Stored records »
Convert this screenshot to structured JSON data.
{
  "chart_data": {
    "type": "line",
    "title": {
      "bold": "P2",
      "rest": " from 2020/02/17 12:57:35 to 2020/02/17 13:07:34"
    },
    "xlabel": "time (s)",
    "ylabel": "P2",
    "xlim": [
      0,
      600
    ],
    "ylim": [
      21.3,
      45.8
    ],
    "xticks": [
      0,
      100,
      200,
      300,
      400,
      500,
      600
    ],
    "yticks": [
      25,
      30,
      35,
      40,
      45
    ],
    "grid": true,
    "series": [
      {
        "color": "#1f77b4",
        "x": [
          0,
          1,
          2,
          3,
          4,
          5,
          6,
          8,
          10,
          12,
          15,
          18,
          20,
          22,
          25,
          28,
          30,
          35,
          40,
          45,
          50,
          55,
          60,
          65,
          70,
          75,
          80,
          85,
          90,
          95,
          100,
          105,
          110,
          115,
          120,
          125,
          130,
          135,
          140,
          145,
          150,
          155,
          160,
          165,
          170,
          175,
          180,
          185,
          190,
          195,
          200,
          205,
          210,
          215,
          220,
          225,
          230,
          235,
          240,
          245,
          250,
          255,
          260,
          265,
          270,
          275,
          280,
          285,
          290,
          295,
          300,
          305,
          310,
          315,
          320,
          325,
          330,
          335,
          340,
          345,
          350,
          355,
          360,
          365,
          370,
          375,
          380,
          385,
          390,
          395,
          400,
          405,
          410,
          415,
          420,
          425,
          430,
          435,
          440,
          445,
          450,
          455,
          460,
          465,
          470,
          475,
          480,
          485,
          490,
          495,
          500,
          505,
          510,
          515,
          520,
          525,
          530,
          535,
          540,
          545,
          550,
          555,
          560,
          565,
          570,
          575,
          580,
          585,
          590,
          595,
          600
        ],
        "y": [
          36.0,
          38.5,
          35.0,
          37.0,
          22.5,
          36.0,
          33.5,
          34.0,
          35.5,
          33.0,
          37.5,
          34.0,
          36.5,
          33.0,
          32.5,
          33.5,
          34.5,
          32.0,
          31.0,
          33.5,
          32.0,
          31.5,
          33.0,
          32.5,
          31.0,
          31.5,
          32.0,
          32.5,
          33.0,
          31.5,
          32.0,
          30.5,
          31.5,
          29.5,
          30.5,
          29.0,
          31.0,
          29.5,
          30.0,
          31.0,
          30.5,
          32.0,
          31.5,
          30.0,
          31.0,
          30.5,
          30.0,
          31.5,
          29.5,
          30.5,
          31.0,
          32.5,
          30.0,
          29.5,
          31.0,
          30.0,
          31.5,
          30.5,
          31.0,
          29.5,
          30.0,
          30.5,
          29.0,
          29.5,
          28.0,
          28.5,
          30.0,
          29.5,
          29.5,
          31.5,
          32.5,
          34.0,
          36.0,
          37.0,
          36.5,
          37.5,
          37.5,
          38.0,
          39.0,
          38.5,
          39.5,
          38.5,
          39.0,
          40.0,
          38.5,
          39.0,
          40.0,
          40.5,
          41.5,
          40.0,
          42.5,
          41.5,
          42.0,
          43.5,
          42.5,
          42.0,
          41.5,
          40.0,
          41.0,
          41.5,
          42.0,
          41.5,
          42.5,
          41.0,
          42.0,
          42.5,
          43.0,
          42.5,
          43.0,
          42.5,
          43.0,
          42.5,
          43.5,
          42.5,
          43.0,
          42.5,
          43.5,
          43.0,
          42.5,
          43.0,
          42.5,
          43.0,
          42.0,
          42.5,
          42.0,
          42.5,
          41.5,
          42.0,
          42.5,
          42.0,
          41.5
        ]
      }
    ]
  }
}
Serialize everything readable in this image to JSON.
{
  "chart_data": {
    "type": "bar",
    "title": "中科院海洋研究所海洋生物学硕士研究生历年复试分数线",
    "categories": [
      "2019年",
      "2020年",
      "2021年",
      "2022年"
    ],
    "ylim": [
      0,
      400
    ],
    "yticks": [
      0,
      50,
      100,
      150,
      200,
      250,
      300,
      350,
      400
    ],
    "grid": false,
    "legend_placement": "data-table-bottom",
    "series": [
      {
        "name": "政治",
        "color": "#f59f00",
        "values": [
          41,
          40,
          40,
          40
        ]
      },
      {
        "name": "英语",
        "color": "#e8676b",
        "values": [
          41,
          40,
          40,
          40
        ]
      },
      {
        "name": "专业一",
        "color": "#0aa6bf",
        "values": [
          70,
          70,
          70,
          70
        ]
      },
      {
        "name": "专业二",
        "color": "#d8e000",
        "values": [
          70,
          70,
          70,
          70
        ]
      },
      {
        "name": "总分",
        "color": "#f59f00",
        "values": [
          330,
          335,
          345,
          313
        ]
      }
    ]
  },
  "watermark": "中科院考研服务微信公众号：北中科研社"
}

What is required » Repeat the entries shown above, every one, word for word.

The reply »
Convert this screenshot to structured JSON data.
{
  "chart_data": {
    "type": "line",
    "title": {
      "bold": "P2",
      "rest": " from 2020/02/17 12:57:35 to 2020/02/17 13:07:34"
    },
    "xlabel": "time (s)",
    "ylabel": "P2",
    "xlim": [
      0,
      600
    ],
    "ylim": [
      21.3,
      45.8
    ],
    "xticks": [
      0,
      100,
      200,
      300,
      400,
      500,
      600
    ],
    "yticks": [
      25,
      30,
      35,
      40,
      45
    ],
    "grid": true,
    "series": [
      {
        "color": "#1f77b4",
        "x": [
          0,
          1,
          2,
          3,
          4,
          5,
          6,
          8,
          10,
          12,
          15,
          18,
          20,
          22,
          25,
          28,
          30,
          35,
          40,
          45,
          50,
          55,
          60,
          65,
          70,
          75,
          80,
          85,
          90,
          95,
          100,
          105,
          110,
          115,
          120,
          125,
          130,
          135,
          140,
          145,
          150,
          155,
          160,
          165,
          170,
          175,
          180,
          185,
          190,
          195,
          200,
          205,
          210,
          215,
          220,
          225,
          230,
          235,
          240,
          245,
          250,
          255,
          260,
          265,
          270,
          275,
          280,
          285,
          290,
          295,
          300,
          305,
          310,
          315,
          320,
          325,
          330,
          335,
          340,
          345,
          350,
          355,
          360,
          365,
          370,
          375,
          380,
          385,
          390,
          395,
          400,
          405,
          410,
          415,
          420,
          425,
          430,
          435,
          440,
          445,
          450,
          455,
          460,
          465,
          470,
          475,
          480,
          485,
          490,
          495,
          500,
          505,
          510,
          515,
          520,
          525,
          530,
          535,
          540,
          545,
          550,
          555,
          560,
          565,
          570,
          575,
          580,
          585,
          590,
          595,
          600
        ],
        "y": [
          36.0,
          38.5,
          35.0,
          37.0,
          22.5,
          36.0,
          33.5,
          34.0,
          35.5,
          33.0,
          37.5,
          34.0,
          36.5,
          33.0,
          32.5,
          33.5,
          34.5,
          32.0,
          31.0,
          33.5,
          32.0,
          31.5,
          33.0,
          32.5,
          31.0,
          31.5,
          32.0,
          32.5,
          33.0,
          31.5,
          32.0,
          30.5,
          31.5,
          29.5,
          30.5,
          29.0,
          31.0,
          29.5,
          30.0,
          31.0,
          30.5,
          32.0,
          31.5,
          30.0,
          31.0,
          30.5,
          30.0,
          31.5,
          29.5,
          30.5,
          31.0,
          32.5,
          30.0,
          29.5,
          31.0,
          30.0,
          31.5,
          30.5,
          31.0,
          29.5,
          30.0,
          30.5,
          29.0,
          29.5,
          28.0,
          28.5,
          30.0,
          29.5,
          29.5,
          31.5,
          32.5,
          34.0,
          36.0,
          37.0,
          36.5,
          37.5,
          37.5,
          38.0,
          39.0,
          38.5,
          39.5,
          38.5,
          39.0,
          40.0,
          38.5,
          39.0,
          40.0,
          40.5,
          41.5,
          40.0,
          42.5,
          41.5,
          42.0,
          43.5,
          42.5,
          42.0,
          41.5,
          40.0,
          41.0,
          41.5,
          42.0,
          41.5,
          42.5,
          41.0,
          42.0,
          42.5,
          43.0,
          42.5,
          43.0,
          42.5,
          43.0,
          42.5,
          43.5,
          42.5,
          43.0,
          42.5,
          43.5,
          43.0,
          42.5,
          43.0,
          42.5,
          43.0,
          42.0,
          42.5,
          42.0,
          42.5,
          41.5,
          42.0,
          42.5,
          42.0,
          41.5
        ]
      }
    ]
  }
}
Serialize everything readable in this image to JSON.
{
  "chart_data": {
    "type": "bar",
    "title": "中科院海洋研究所海洋生物学硕士研究生历年复试分数线",
    "categories": [
      "2019年",
      "2020年",
      "2021年",
      "2022年"
    ],
    "ylim": [
      0,
      400
    ],
    "yticks": [
      0,
      50,
      100,
      150,
      200,
      250,
      300,
      350,
      400
    ],
    "grid": false,
    "legend_placement": "data-table-bottom",
    "series": [
      {
        "name": "政治",
        "color": "#f59f00",
        "values": [
          41,
          40,
          40,
          40
        ]
      },
      {
        "name": "英语",
        "color": "#e8676b",
        "values": [
          41,
          40,
          40,
          40
        ]
      },
      {
        "name": "专业一",
        "color": "#0aa6bf",
        "values": [
          70,
          70,
          70,
          70
        ]
      },
      {
        "name": "专业二",
        "color": "#d8e000",
        "values": [
          70,
          70,
          70,
          70
        ]
      },
      {
        "name": "总分",
        "color": "#f59f00",
        "values": [
          330,
          335,
          345,
          313
        ]
      }
    ]
  },
  "watermark": "中科院考研服务微信公众号：北中科研社"
}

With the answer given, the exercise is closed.